→ **Task to carry out**: Copy out the records word for word, starting at the line containing "y-tick-label: 0 (52, 184, 62, 204)" and ending at the line containing "i need the location", with both of those lines included.

───── Information provided ─────

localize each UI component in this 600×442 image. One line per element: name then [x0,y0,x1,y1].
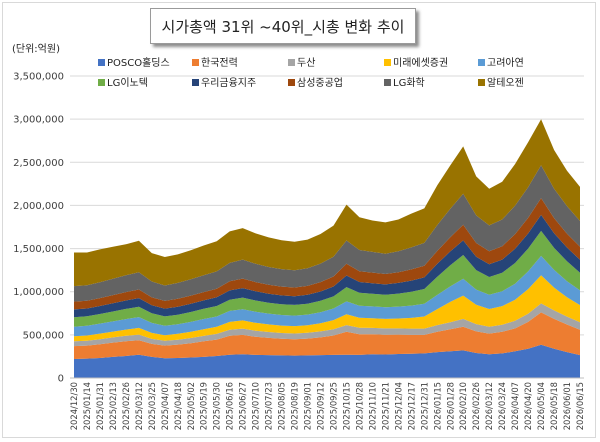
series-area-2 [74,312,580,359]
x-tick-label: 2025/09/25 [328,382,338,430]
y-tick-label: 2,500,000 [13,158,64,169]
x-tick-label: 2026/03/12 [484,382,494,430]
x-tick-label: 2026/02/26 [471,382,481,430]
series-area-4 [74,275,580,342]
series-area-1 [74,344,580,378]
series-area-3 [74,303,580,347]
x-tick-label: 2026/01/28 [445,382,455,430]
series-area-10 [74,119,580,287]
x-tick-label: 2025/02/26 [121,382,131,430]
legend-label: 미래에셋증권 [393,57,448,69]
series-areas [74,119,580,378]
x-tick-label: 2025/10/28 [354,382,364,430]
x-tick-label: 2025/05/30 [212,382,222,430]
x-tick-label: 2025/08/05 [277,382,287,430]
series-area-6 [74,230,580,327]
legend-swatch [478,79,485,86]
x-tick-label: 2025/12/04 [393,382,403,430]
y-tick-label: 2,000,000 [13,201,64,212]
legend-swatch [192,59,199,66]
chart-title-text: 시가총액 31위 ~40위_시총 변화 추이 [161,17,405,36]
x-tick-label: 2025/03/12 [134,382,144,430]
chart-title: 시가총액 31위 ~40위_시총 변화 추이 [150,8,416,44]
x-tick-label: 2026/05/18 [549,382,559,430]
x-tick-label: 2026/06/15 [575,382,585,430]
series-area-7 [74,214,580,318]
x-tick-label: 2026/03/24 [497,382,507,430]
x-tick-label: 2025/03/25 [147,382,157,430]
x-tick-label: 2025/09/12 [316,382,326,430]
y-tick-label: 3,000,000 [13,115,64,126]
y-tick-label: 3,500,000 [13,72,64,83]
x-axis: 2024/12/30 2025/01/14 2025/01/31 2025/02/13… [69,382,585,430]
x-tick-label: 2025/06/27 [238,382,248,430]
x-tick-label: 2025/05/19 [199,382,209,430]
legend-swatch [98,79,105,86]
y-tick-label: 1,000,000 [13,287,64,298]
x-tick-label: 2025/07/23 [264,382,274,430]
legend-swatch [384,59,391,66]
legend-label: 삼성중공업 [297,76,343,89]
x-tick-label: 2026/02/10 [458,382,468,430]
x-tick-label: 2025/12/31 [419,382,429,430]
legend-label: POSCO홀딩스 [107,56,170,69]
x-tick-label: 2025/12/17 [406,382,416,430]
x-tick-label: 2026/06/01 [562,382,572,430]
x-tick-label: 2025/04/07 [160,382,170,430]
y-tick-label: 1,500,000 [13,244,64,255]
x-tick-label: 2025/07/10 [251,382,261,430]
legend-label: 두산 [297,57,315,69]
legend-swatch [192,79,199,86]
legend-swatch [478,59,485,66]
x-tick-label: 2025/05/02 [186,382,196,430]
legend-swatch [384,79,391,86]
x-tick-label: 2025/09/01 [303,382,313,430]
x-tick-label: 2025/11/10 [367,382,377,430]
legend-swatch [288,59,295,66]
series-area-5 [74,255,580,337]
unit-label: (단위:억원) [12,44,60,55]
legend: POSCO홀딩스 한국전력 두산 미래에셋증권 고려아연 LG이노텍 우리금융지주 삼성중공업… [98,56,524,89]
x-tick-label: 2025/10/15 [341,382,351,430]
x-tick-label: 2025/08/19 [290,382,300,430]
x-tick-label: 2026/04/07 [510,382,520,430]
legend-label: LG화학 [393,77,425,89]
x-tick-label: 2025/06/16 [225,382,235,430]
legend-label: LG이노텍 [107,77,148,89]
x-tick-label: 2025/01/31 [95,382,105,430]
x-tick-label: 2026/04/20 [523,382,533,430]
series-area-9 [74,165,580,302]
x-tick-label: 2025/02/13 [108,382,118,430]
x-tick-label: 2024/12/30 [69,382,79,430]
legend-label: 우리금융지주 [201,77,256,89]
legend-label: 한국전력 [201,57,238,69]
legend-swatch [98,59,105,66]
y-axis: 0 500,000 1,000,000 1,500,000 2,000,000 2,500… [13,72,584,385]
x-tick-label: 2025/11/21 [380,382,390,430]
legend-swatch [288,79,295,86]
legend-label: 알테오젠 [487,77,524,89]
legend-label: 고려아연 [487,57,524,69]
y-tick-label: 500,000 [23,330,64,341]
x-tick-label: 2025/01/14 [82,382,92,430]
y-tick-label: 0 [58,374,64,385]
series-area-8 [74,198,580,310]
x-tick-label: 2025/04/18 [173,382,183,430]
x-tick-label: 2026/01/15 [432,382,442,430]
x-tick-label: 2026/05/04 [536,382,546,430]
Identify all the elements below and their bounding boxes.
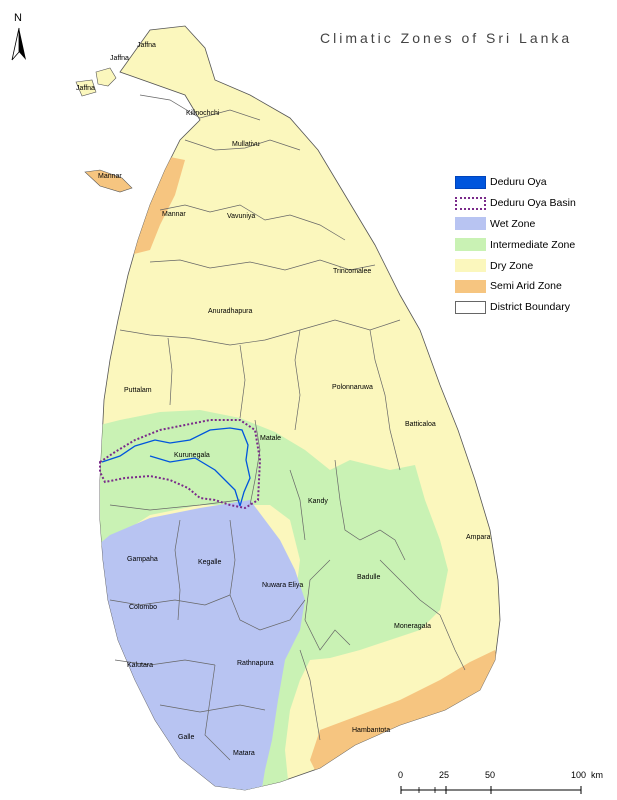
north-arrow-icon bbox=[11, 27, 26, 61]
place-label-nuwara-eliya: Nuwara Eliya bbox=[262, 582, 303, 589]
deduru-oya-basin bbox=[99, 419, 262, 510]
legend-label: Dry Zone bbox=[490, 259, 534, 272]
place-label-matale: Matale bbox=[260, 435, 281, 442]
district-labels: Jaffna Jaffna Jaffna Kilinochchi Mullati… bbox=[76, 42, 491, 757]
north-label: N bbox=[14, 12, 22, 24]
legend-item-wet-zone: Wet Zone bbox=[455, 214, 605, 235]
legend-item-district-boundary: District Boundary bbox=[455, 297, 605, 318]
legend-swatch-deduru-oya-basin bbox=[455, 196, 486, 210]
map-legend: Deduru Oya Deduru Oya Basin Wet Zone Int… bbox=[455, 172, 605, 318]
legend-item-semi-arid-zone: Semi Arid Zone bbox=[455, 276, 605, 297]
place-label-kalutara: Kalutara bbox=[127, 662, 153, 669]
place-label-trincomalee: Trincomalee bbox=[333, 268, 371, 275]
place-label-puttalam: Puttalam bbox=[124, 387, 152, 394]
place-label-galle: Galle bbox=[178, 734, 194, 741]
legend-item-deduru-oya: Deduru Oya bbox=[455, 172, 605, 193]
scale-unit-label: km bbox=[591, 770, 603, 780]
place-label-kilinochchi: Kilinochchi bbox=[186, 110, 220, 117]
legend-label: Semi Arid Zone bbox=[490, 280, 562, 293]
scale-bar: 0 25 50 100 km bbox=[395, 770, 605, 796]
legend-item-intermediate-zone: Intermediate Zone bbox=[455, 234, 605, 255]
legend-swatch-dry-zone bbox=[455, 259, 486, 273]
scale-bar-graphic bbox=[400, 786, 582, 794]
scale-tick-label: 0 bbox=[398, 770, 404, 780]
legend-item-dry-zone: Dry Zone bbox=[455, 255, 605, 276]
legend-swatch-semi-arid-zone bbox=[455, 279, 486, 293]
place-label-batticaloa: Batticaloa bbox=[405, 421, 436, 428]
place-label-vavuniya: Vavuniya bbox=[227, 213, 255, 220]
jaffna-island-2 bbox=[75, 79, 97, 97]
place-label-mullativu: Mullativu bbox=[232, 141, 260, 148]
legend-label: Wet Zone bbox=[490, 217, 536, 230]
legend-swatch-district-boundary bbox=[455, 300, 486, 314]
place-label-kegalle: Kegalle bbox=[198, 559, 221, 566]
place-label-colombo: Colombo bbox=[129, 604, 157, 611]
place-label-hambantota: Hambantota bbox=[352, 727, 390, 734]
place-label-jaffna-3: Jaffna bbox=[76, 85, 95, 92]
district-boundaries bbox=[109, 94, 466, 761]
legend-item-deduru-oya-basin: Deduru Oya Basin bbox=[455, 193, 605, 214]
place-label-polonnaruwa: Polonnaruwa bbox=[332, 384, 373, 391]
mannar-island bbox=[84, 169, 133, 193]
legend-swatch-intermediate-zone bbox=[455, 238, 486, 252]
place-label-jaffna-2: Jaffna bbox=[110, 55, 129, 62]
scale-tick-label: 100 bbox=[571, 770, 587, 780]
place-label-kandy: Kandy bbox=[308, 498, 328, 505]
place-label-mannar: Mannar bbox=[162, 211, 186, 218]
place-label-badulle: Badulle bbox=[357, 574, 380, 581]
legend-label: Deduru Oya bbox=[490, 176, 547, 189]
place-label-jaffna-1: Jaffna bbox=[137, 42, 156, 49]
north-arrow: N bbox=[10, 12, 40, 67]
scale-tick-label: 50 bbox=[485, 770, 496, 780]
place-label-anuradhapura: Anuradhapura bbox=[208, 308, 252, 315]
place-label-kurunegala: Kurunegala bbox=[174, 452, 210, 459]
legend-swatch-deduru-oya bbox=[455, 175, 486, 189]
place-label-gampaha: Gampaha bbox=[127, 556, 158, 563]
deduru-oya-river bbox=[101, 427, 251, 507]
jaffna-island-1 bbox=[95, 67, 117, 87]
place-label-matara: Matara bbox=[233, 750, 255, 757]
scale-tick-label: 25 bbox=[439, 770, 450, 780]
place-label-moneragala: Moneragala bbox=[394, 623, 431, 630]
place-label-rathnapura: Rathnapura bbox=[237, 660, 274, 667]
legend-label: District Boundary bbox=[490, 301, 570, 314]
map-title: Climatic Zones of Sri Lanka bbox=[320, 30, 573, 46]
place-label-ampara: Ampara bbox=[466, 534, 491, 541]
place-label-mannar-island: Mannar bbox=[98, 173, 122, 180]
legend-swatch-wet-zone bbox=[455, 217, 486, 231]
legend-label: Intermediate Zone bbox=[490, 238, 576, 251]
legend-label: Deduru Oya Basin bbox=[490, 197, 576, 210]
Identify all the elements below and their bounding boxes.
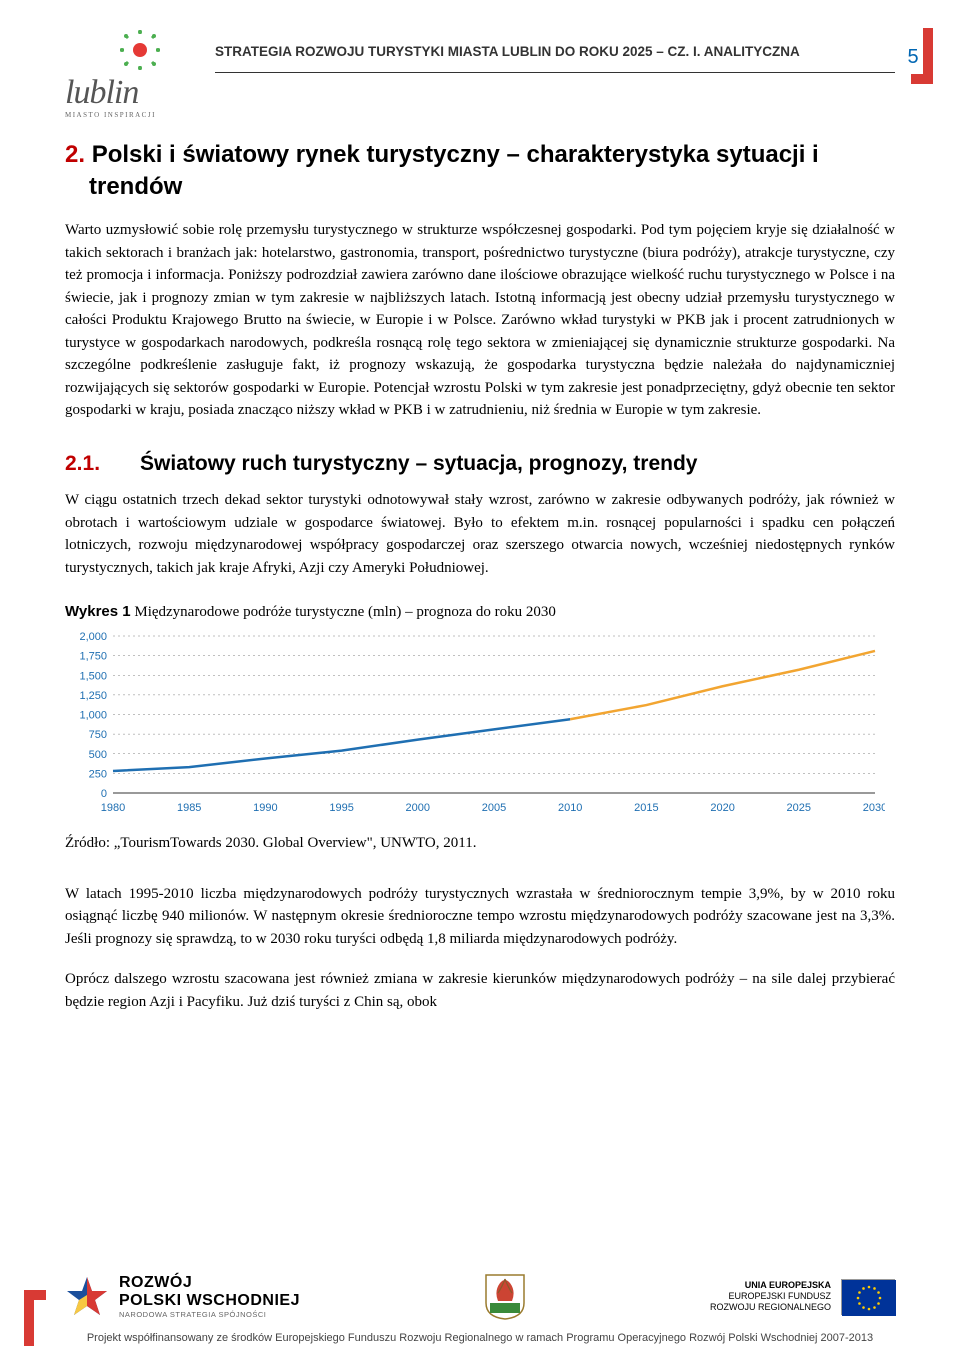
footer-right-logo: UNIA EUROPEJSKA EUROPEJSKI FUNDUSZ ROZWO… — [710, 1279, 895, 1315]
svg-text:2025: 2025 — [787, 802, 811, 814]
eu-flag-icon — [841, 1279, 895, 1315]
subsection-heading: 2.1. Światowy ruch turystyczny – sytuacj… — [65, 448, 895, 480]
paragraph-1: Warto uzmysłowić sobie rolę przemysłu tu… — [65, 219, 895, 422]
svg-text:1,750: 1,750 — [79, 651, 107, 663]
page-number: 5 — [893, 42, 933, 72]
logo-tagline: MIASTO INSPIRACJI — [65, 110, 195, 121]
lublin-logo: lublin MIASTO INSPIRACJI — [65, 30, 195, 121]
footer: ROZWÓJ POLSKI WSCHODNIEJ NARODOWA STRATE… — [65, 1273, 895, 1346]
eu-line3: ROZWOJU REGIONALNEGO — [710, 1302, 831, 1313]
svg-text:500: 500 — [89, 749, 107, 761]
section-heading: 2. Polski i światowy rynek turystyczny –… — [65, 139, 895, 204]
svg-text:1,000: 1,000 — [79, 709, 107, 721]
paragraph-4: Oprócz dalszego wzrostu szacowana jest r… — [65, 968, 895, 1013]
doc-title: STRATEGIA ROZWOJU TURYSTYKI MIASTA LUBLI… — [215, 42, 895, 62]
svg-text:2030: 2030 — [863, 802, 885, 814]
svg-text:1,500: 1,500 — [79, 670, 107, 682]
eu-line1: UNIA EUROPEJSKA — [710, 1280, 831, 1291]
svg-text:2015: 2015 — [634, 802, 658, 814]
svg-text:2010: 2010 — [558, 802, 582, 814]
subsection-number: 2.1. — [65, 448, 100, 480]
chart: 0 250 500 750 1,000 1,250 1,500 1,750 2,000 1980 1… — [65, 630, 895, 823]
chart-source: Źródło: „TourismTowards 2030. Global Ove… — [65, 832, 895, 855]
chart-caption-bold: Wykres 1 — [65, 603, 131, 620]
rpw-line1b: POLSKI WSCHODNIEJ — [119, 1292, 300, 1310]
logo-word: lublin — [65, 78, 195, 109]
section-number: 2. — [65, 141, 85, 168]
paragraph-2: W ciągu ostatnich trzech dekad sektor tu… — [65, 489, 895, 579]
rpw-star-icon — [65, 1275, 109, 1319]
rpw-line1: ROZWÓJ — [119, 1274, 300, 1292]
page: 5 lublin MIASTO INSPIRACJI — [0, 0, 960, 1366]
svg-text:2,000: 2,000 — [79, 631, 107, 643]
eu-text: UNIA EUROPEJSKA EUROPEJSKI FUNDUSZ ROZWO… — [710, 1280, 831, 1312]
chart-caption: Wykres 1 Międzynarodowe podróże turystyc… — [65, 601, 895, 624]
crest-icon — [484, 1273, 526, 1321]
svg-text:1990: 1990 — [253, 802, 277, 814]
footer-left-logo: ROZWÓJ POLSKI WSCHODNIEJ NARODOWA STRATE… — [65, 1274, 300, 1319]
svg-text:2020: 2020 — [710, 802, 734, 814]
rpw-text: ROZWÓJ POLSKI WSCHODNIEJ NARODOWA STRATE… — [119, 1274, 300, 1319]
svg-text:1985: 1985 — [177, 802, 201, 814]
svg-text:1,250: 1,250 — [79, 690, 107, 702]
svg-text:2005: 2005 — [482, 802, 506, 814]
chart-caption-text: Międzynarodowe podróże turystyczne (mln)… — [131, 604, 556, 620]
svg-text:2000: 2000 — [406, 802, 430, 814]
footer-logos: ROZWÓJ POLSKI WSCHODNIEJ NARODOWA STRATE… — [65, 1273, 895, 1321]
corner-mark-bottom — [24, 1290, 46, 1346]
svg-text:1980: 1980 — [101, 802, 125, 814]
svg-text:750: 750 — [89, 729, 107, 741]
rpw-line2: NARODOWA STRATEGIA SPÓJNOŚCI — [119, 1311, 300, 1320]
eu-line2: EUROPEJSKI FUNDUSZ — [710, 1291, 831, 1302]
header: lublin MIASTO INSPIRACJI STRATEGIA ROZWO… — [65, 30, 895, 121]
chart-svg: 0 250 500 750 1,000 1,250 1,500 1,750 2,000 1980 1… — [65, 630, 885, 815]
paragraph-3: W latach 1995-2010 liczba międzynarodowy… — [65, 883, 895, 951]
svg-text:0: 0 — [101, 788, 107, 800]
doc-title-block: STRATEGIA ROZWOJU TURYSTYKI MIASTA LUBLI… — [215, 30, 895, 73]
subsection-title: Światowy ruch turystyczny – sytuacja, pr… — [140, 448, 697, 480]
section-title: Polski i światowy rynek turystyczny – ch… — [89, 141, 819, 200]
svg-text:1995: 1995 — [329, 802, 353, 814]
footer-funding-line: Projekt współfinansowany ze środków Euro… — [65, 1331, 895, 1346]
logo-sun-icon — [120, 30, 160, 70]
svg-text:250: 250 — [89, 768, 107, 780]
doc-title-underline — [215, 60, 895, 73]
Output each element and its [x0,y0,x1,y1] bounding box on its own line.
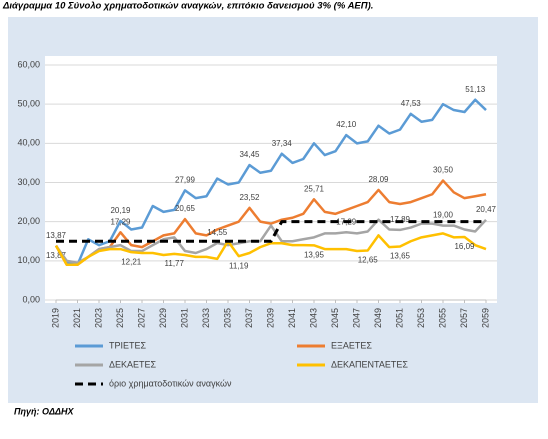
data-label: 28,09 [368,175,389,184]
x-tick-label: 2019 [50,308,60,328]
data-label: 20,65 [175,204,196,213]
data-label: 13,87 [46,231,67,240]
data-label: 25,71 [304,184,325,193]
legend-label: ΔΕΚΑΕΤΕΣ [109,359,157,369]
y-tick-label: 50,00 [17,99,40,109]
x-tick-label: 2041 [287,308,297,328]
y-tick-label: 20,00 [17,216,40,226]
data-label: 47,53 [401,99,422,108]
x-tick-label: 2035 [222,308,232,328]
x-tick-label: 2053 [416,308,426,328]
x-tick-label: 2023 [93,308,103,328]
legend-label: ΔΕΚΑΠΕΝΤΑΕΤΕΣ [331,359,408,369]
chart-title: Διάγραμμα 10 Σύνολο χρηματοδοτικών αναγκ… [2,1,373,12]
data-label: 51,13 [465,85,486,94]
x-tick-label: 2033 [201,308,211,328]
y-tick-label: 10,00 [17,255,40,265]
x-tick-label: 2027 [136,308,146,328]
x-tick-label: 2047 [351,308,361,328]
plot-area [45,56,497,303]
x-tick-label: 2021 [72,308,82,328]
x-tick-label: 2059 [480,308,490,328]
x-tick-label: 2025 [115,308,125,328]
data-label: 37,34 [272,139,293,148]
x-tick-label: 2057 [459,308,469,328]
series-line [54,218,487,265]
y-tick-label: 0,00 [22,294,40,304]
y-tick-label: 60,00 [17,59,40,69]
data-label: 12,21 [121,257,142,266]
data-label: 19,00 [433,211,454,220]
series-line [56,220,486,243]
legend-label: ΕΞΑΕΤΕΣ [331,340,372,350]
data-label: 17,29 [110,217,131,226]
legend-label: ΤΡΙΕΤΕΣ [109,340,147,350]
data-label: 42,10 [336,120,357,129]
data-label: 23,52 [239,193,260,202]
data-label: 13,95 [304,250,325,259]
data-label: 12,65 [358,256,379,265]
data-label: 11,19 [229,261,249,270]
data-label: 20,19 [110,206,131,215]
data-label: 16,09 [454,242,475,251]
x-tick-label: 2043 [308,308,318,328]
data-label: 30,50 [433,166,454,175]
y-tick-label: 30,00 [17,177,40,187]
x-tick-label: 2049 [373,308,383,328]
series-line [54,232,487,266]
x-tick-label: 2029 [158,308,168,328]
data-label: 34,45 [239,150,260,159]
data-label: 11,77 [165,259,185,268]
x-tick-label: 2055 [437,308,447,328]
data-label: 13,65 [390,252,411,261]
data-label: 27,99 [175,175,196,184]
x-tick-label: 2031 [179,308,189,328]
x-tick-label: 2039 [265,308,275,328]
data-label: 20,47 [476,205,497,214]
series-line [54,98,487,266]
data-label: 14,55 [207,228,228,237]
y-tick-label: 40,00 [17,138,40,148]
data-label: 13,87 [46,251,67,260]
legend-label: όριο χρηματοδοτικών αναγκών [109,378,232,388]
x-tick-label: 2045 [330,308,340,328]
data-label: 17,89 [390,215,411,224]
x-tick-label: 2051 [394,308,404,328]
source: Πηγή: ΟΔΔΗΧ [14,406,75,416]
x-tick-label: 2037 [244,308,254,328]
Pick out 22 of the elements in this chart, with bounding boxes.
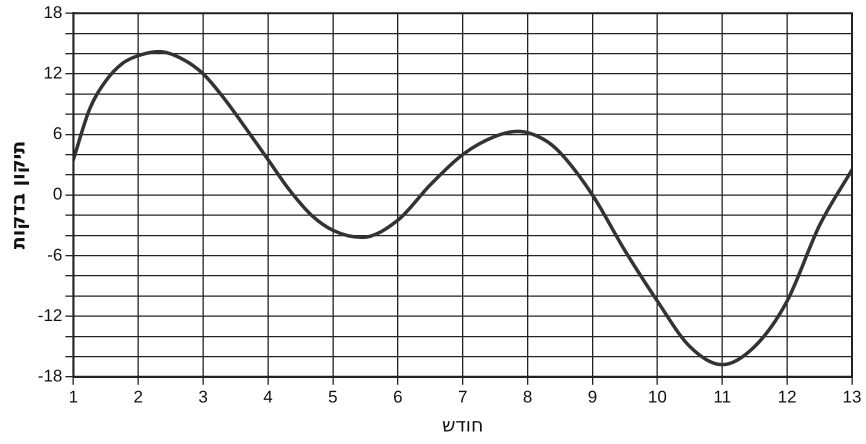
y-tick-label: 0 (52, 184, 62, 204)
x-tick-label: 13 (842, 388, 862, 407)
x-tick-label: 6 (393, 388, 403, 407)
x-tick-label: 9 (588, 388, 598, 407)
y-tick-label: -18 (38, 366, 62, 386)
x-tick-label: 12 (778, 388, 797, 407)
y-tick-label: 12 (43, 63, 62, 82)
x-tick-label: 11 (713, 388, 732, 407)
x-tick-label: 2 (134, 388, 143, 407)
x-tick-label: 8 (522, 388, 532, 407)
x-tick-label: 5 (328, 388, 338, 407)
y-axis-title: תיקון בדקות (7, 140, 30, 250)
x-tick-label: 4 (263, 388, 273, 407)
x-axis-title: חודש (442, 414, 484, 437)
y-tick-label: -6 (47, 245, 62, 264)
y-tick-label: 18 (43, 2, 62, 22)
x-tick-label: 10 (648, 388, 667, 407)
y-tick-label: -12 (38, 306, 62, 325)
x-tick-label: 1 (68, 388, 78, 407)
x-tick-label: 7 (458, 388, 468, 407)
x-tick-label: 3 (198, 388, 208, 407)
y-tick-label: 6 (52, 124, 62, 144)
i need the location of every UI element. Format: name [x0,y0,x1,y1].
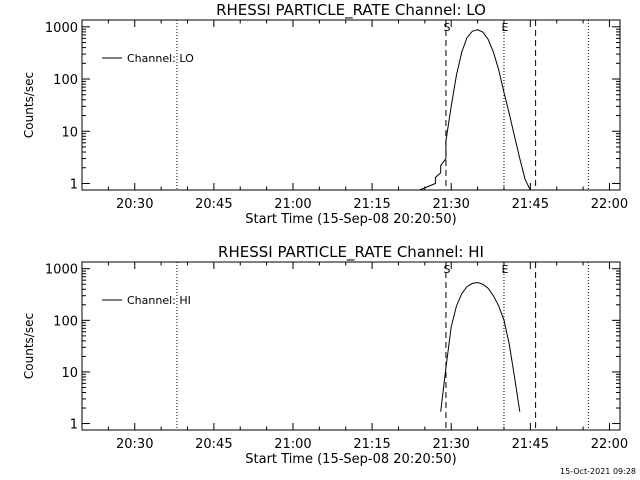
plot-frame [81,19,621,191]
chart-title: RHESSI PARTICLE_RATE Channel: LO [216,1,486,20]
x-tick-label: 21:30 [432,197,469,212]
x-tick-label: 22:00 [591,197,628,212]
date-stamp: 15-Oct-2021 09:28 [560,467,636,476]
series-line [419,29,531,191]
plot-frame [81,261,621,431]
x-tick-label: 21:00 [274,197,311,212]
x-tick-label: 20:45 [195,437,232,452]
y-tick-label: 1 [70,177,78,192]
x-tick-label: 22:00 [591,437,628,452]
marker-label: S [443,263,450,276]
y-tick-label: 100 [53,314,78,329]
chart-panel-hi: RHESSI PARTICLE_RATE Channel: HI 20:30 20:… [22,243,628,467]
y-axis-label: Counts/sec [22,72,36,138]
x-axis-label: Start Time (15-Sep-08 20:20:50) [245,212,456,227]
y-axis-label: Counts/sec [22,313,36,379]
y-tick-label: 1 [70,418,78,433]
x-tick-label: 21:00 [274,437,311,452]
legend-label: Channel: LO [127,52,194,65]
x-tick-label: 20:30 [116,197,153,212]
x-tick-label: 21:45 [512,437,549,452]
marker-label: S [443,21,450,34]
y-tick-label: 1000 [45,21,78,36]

─────

→ **Solution for this problem**:
y-tick-label: 0 (52, 184, 62, 204)
x-tick-label: 13 (842, 388, 862, 407)
x-tick-label: 6 (393, 388, 403, 407)
x-tick-label: 9 (588, 388, 598, 407)
y-tick-label: -18 (38, 366, 62, 386)
x-tick-label: 12 (778, 388, 797, 407)
y-tick-label: 12 (43, 63, 62, 82)
x-tick-label: 11 (713, 388, 732, 407)
x-tick-label: 2 (134, 388, 143, 407)
x-tick-label: 8 (522, 388, 532, 407)
x-tick-label: 5 (328, 388, 338, 407)
y-axis-title: תיקון בדקות (7, 140, 30, 250)
x-tick-label: 4 (263, 388, 273, 407)
x-axis-title: חודש (442, 414, 484, 437)
y-tick-label: -6 (47, 245, 62, 264)
y-tick-label: 18 (43, 2, 62, 22)
x-tick-label: 10 (648, 388, 667, 407)
y-tick-label: -12 (38, 306, 62, 325)
x-tick-label: 1 (68, 388, 78, 407)
x-tick-label: 7 (458, 388, 468, 407)
x-tick-label: 3 (198, 388, 208, 407)
y-tick-label: 6 (52, 124, 62, 144)
i need the location of every UI element. Format: name [x0,y0,x1,y1].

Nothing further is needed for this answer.